▸ **Exercise directions**: Pull every line from the records that has the word "median" in it.

▸ **Records**:
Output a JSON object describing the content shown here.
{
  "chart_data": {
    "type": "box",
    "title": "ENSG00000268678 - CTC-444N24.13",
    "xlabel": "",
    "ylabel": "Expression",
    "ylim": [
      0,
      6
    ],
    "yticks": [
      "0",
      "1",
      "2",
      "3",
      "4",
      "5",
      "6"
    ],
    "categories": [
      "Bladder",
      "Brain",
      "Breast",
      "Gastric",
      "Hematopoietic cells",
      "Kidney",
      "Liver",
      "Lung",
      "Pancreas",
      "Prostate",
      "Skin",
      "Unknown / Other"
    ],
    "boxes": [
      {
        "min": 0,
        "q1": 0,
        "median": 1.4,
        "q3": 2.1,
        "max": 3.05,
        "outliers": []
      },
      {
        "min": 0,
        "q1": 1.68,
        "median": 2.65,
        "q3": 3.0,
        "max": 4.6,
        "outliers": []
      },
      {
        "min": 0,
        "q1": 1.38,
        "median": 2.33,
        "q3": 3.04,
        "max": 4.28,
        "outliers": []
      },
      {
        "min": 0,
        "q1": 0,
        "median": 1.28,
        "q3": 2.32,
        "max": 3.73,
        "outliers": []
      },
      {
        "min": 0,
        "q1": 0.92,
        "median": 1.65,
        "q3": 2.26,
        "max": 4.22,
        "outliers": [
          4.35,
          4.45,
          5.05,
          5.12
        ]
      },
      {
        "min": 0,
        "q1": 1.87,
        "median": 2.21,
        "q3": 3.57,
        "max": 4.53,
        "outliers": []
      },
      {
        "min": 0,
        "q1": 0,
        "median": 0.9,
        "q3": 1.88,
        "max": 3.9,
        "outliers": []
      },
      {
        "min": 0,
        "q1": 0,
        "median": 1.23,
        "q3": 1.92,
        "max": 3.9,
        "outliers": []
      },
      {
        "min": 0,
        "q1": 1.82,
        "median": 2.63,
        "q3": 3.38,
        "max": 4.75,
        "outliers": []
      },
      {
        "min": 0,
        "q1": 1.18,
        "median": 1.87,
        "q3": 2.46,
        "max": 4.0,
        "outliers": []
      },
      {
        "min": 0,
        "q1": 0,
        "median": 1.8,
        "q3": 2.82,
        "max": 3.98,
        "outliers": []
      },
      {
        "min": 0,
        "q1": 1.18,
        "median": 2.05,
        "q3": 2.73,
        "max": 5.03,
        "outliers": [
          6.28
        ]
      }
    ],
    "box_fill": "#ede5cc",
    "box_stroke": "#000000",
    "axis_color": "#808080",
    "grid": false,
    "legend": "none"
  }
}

▸ **Result of this task**:
        "median": 1.4,
        "median": 2.65,
        "median": 2.33,
        "median": 1.28,
        "median": 1.65,
        "median": 2.21,
        "median": 0.9,
        "median": 1.23,
        "median": 2.63,
        "median": 1.87,
        "median": 1.8,
        "median": 2.05,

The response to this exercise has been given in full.